Go through the records below line by line, counting those that contain the word "современного"; answer with the count only.

Collected data entries
---
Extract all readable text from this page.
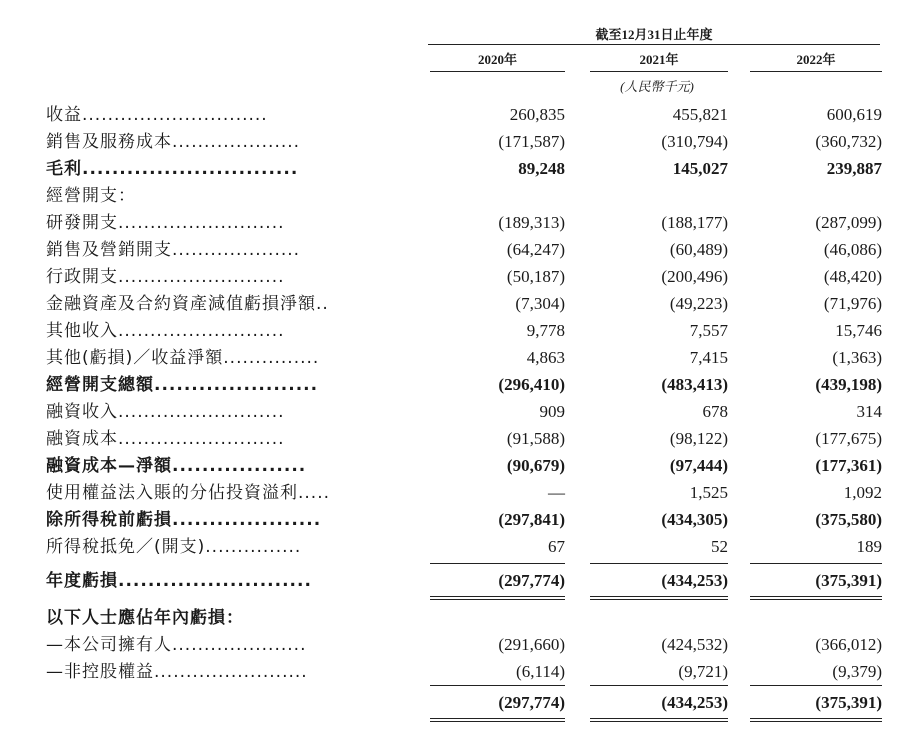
截至12月31日止年度
2020年	2021年	2022年
(人民幣千元)
收益.............................	260,835	455,821	600,619
銷售及服務成本....................	(171,587)	(310,794)	(360,732)
毛利.............................	89,248	145,027	239,887
經營開支：
研發開支..........................	(189,313)	(188,177)	(287,099)
銷售及營銷開支....................	(64,247)	(60,489)	(46,086)
行政開支..........................	(50,187)	(200,496)	(48,420)
金融資產及合約資產減值虧損淨額..	(7,304)	(49,223)	(71,976)
其他收入..........................	9,778	7,557	15,746
其他(虧損)／收益淨額...............	4,863	7,415	(1,363)
經營開支總額......................	(296,410)	(483,413)	(439,198)
融資收入..........................	909	678	314
融資成本..........................	(91,588)	(98,122)	(177,675)
融資成本—淨額..................	(90,679)	(97,444)	(177,361)
使用權益法入賬的分佔投資溢利.....	—	1,525	1,092
除所得稅前虧損....................	(297,841)	(434,305)	(375,580)
所得稅抵免／(開支)...............	67	52	189
年度虧損..........................	(297,774)	(434,253)	(375,391)
以下人士應佔年內虧損：
—本公司擁有人.....................	(291,660)	(424,532)	(366,012)
—非控股權益........................	(6,114)	(9,721)	(9,379)
(297,774)	(434,253)	(375,391)
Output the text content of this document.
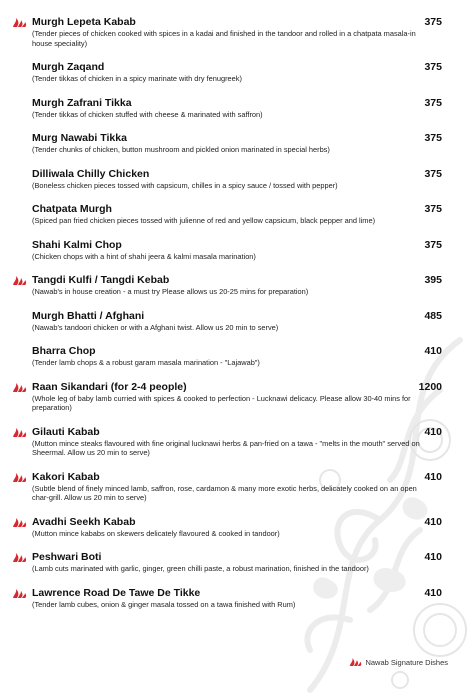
Murgh Lepeta Kabab	375
(Tender pieces of chicken cooked with spices in a kadai and finished in the tandoor and rolled in a chatpata masala-in house speciality)
Murgh Zaqand	375
(Tender tikkas of chicken in a spicy marinate with dry fenugreek)
Murgh Zafrani Tikka	375
(Tender tikkas of chicken stuffed with cheese & marinated with saffron)
Murg Nawabi Tikka	375
(Tender chunks of chicken, button mushroom and pickled onion marinated in special herbs)
Dilliwala Chilly Chicken	375
(Boneless chicken pieces tossed with capsicum, chilles in a spicy sauce / tossed with pepper)
Chatpata Murgh	375
(Spiced pan fried chicken pieces tossed with julienne of red and yellow capsicum, black pepper and lime)
Shahi Kalmi Chop	375
(Chicken chops with a hint of shahi jeera & kalmi masala marination)
Tangdi Kulfi / Tangdi Kebab	395
(Nawab's in house creation - a must try Please allows us 20-25 mins for preparation)
Murgh Bhatti / Afghani	485
(Nawab's tandoori chicken or with a Afghani twist. Allow us 20 min to serve)
Bharra Chop	410
(Tender lamb chops & a robust garam masala marination - "Lajawab")
Raan Sikandari (for 2-4 people)	1200
(Whole leg of baby lamb curried with spices & cooked to perfection - Lucknawi delicacy. Please allow 30-40 mins for preparation)
Gilauti Kabab	410
(Mutton mince steaks flavoured with fine original lucknawi herbs & pan-fried on a tawa - "melts in the mouth" served on Sheermal. Allow us 20 min to serve)
Kakori Kabab	410
(Subtle blend of finely minced lamb, saffron, rose, cardamon & many more exotic herbs, delicately cooked on an open char-grill. Allow us 20 min to serve)
Avadhi Seekh Kabab	410
(Mutton mince kababs on skewers delicately flavoured & cooked in tandoor)
Peshwari Boti	410
(Lamb cuts marinated with garlic, ginger, green chilli paste, a robust marination, finished in the tandoor)
Lawrence Road De Tawe De Tikke	410
(Tender lamb cubes, onion & ginger masala tossed on a tawa finished with Rum)
Nawab Signature Dishes
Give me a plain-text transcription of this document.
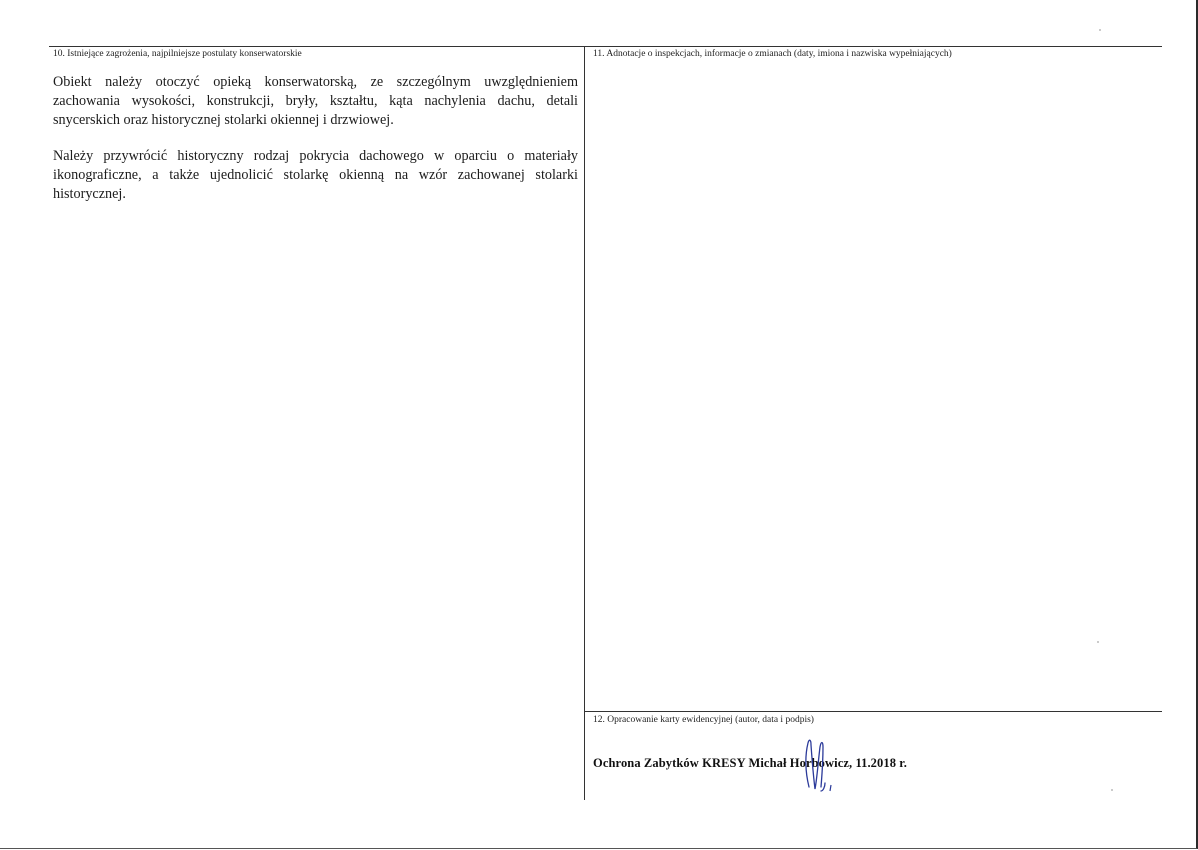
10. Istniejące zagrożenia, najpilniejsze postulaty konserwatorskie

Obiekt należy otoczyć opieką konserwatorską, ze szczególnym uwzględnieniem zachowania wysokości, konstrukcji, bryły, kształtu, kąta nachylenia dachu, detali snycerskich oraz historycznej stolarki okiennej i drzwiowej.

Należy przywrócić historyczny rodzaj pokrycia dachowego w oparciu o materiały ikonograficzne, a także ujednolicić stolarkę okienną na wzór zachowanej stolarki historycznej.

11. Adnotacje o inspekcjach, informacje o zmianach (daty, imiona i nazwiska wypełniających)
12. Opracowanie karty ewidencyjnej (autor, data i podpis)
Ochrona Zabytków KRESY Michał Horbowicz, 11.2018 r.
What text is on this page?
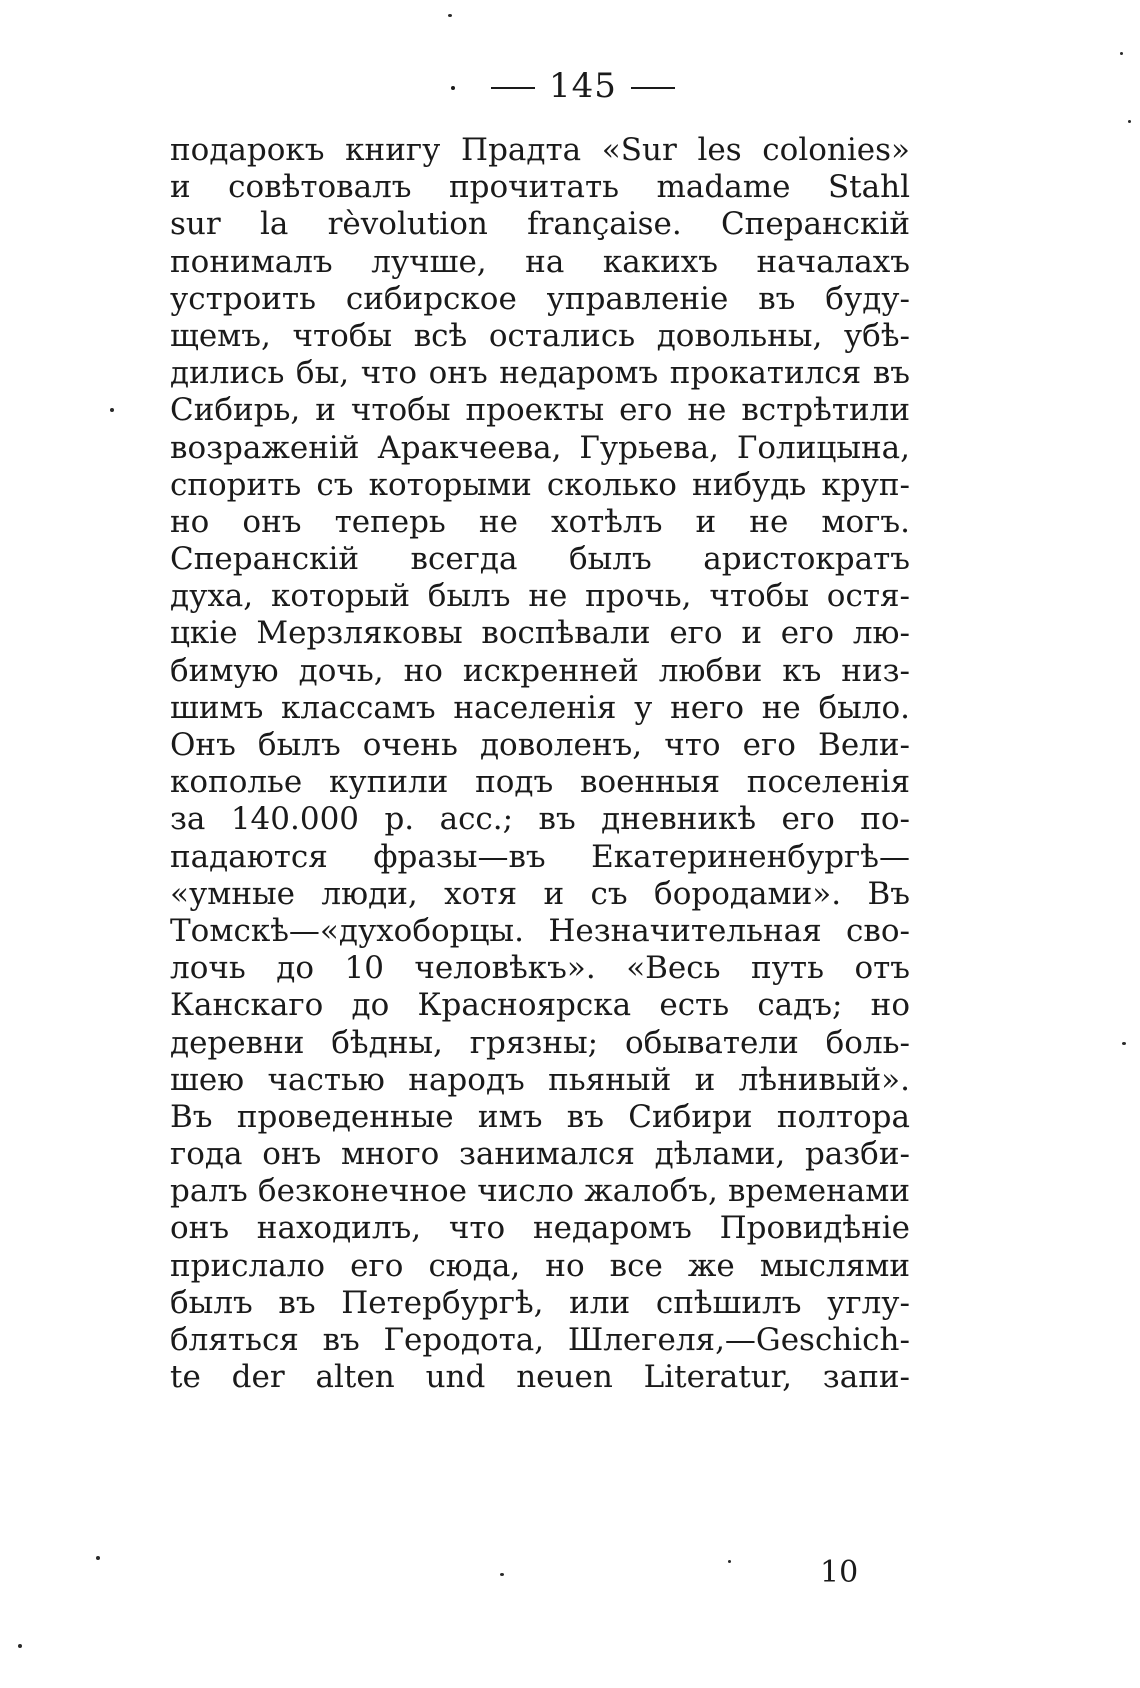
145
подарокъ книгу Прадта «Sur les colonies»
и совѣтовалъ прочитать madame Stahl
sur la rèvolution française. Сперанскій
понималъ лучше, на какихъ началахъ
устроить сибирское управленіе въ буду-
щемъ, чтобы всѣ остались довольны, убѣ-
дились бы, что онъ недаромъ прокатился въ
Сибирь, и чтобы проекты его не встрѣтили
возраженій Аракчеева, Гурьева, Голицына,
спорить съ которыми сколько нибудь круп-
но онъ теперь не хотѣлъ и не могъ.
Сперанскій всегда былъ аристократъ
духа, который былъ не прочь, чтобы остя-
цкіе Мерзляковы воспѣвали его и его лю-
бимую дочь, но искренней любви къ низ-
шимъ классамъ населенія у него не было.
Онъ былъ очень доволенъ, что его Вели-
кополье купили подъ военныя поселенія
за 140.000 р. асс.; въ дневникѣ его по-
падаются фразы—въ Екатериненбургѣ—
«умные люди, хотя и съ бородами». Въ
Томскѣ—«духоборцы. Незначительная сво-
лочь до 10 человѣкъ». «Весь путь отъ
Канскаго до Красноярска есть садъ; но
деревни бѣдны, грязны; обыватели боль-
шею частью народъ пьяный и лѣнивый».
Въ проведенные имъ въ Сибири полтора
года онъ много занимался дѣлами, разби-
ралъ безконечное число жалобъ, временами
онъ находилъ, что недаромъ Провидѣніе
прислало его сюда, но все же мыслями
былъ въ Петербургѣ, или спѣшилъ углу-
бляться въ Геродота, Шлегеля,—Geschich-
te der alten und neuen Literatur, запи-
10
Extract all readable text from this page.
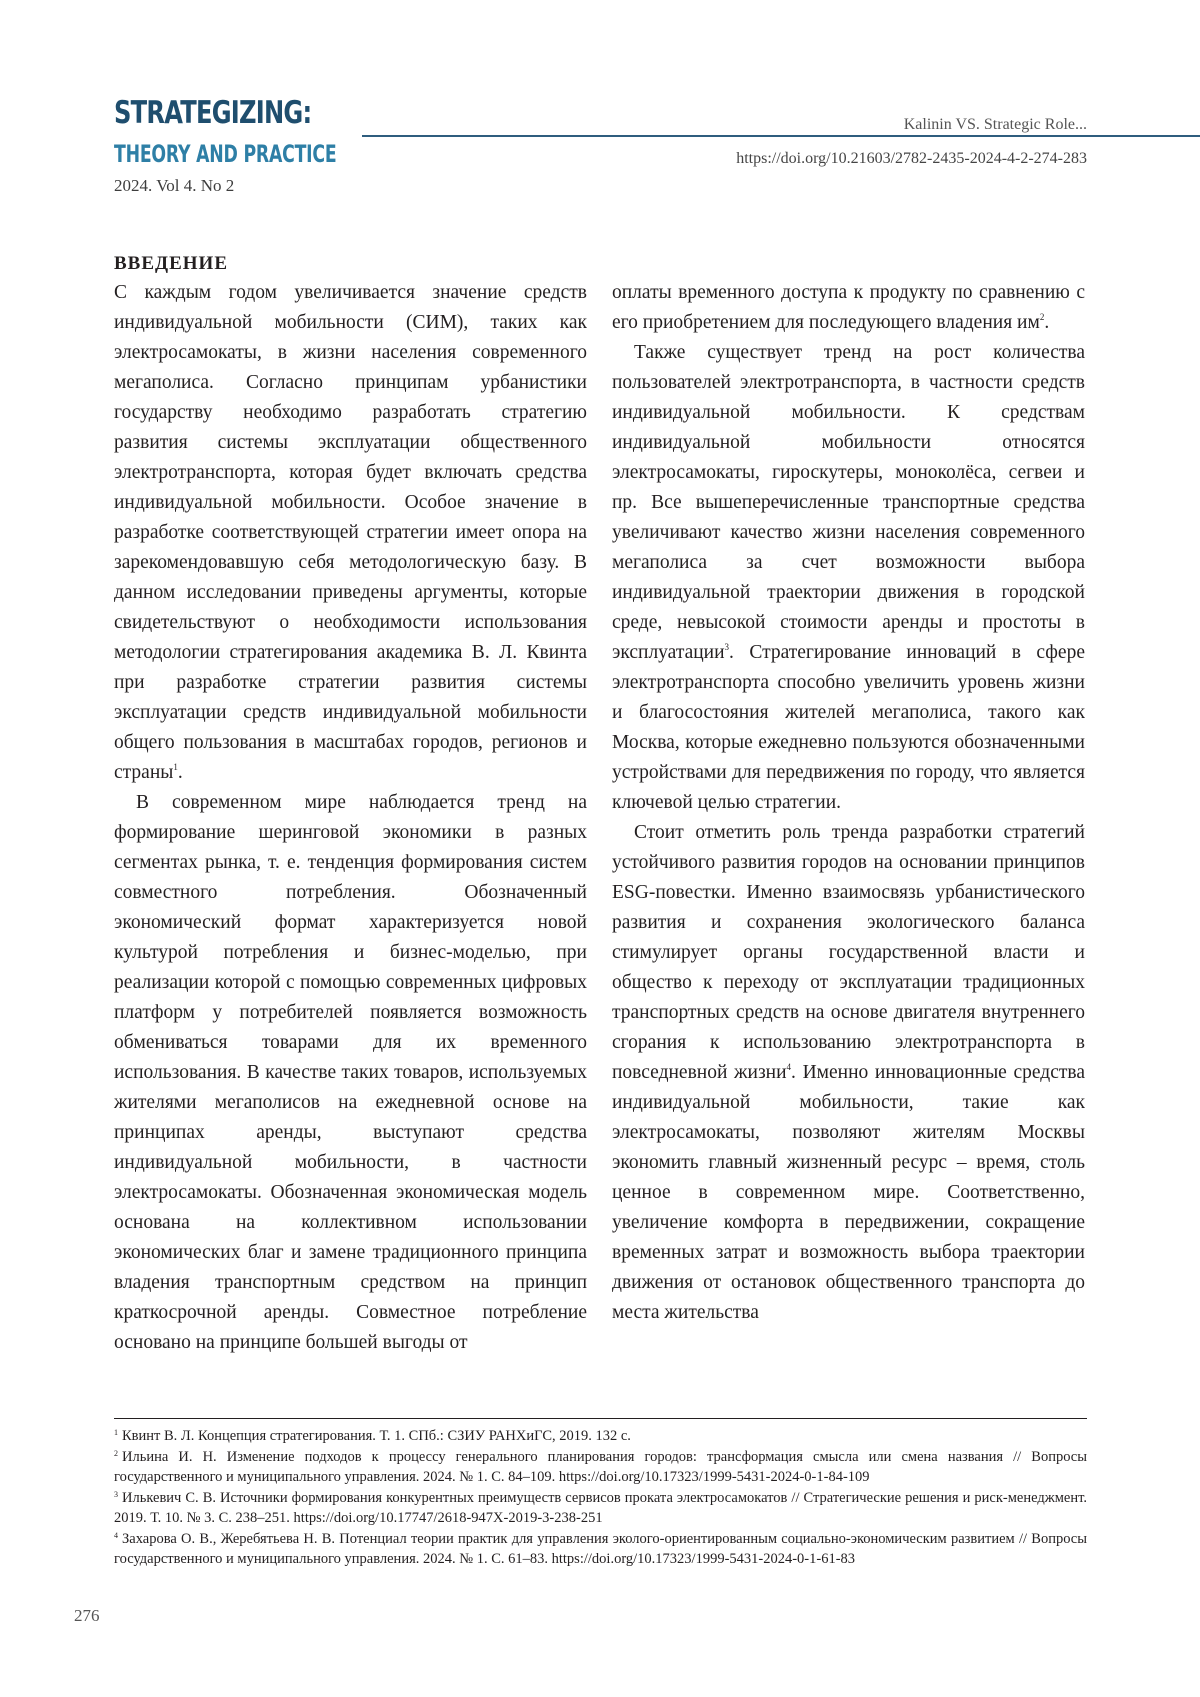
STRATEGIZING:
THEORY AND PRACTICE
2024. Vol 4. No 2
Kalinin VS. Strategic Role...
https://doi.org/10.21603/2782-2435-2024-4-2-274-283
ВВЕДЕНИЕ

С каждым годом увеличивается значение средств индивидуальной мобильности (СИМ), таких как электросамокаты, в жизни населения современного мегаполиса. Согласно принципам урбанистики государству необходимо разработать стратегию развития системы эксплуатации общественного электротранспорта, которая будет включать средства индивидуальной мобильности. Особое значение в разработке соответствующей стратегии имеет опора на зарекомендовавшую себя методологическую базу. В данном исследовании приведены аргументы, которые свидетельствуют о необходимости использования методологии стратегирования академика В. Л. Квинта при разработке стратегии развития системы эксплуатации средств индивидуальной мобильности общего пользования в масштабах городов, регионов и страны$^1$.

В современном мире наблюдается тренд на формирование шеринговой экономики в разных сегментах рынка, т. е. тенденция формирования систем совместного потребления. Обозначенный экономический формат характеризуется новой культурой потребления и бизнес-моделью, при реализации которой с помощью современных цифровых платформ у потребителей появляется возможность обмениваться товарами для их временного использования. В качестве таких товаров, используемых жителями мегаполисов на ежедневной основе на принципах аренды, выступают средства индивидуальной мобильности, в частности электросамокаты. Обозначенная экономическая модель основана на коллективном использовании экономических благ и замене традиционного принципа владения транспортным средством на принцип краткосрочной аренды. Совместное потребление основано на принципе большей выгоды от

оплаты временного доступа к продукту по сравнению с его приобретением для последующего владения $им^2$.

Также существует тренд на рост количества пользователей электротранспорта, в частности средств индивидуальной мобильности. К средствам индивидуальной мобильности относятся электросамокаты, гироскутеры, моноколёса, сегвеи и пр. Все вышеперечисленные транспортные средства увеличивают качество жизни населения современного мегаполиса за счет возможности выбора индивидуальной траектории движения в городской среде, невысокой стоимости аренды и простоты в эксплуатации$^3$. Стратегирование инноваций в сфере электротранспорта способно увеличить уровень жизни и благосостояния жителей мегаполиса, такого как Москва, которые ежедневно пользуются обозначенными устройствами для передвижения по городу, что является ключевой целью стратегии.

Стоит отметить роль тренда разработки стратегий устойчивого развития городов на основании принципов ESG-повестки. Именно взаимосвязь урбанистического развития и сохранения экологического баланса стимулирует органы государственной власти и общество к переходу от эксплуатации традиционных транспортных средств на основе двигателя внутреннего сгорания к использованию электротранспорта в повседневной жизни$^4$. Именно инновационные средства индивидуальной мобильности, такие как электросамокаты, позволяют жителям Москвы экономить главный жизненный ресурс – время, столь ценное в современном мире. Соответственно, увеличение комфорта в передвижении, сокращение временных затрат и возможность выбора траектории движения от остановок общественного транспорта до места жительства

$^1$ Квинт В. Л. Концепция стратегирования. Т. 1. СПб.: СЗИУ РАНХиГС, 2019. 132 с.

$^2$ Ильина И. Н. Изменение подходов к процессу генерального планирования городов: трансформация смысла или смена названия // Вопросы государственного и муниципального управления. 2024. № 1. С. 84–109. https://doi.org/10.17323/1999-5431-2024-0-1-84-109

$^3$ Илькевич С. В. Источники формирования конкурентных преимуществ сервисов проката электросамокатов // Стратегические решения и риск-менеджмент. 2019. Т. 10. № 3. С. 238–251. https://doi.org/10.17747/2618-947X-2019-3-238-251

$^4$ Захарова О. В., Жеребятьева Н. В. Потенциал теории практик для управления эколого-ориентированным социально-экономическим развитием // Вопросы государственного и муниципального управления. 2024. № 1. С. 61–83. https://doi.org/10.17323/1999-5431-2024-0-1-61-83

276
---
● **Answer in full**: 2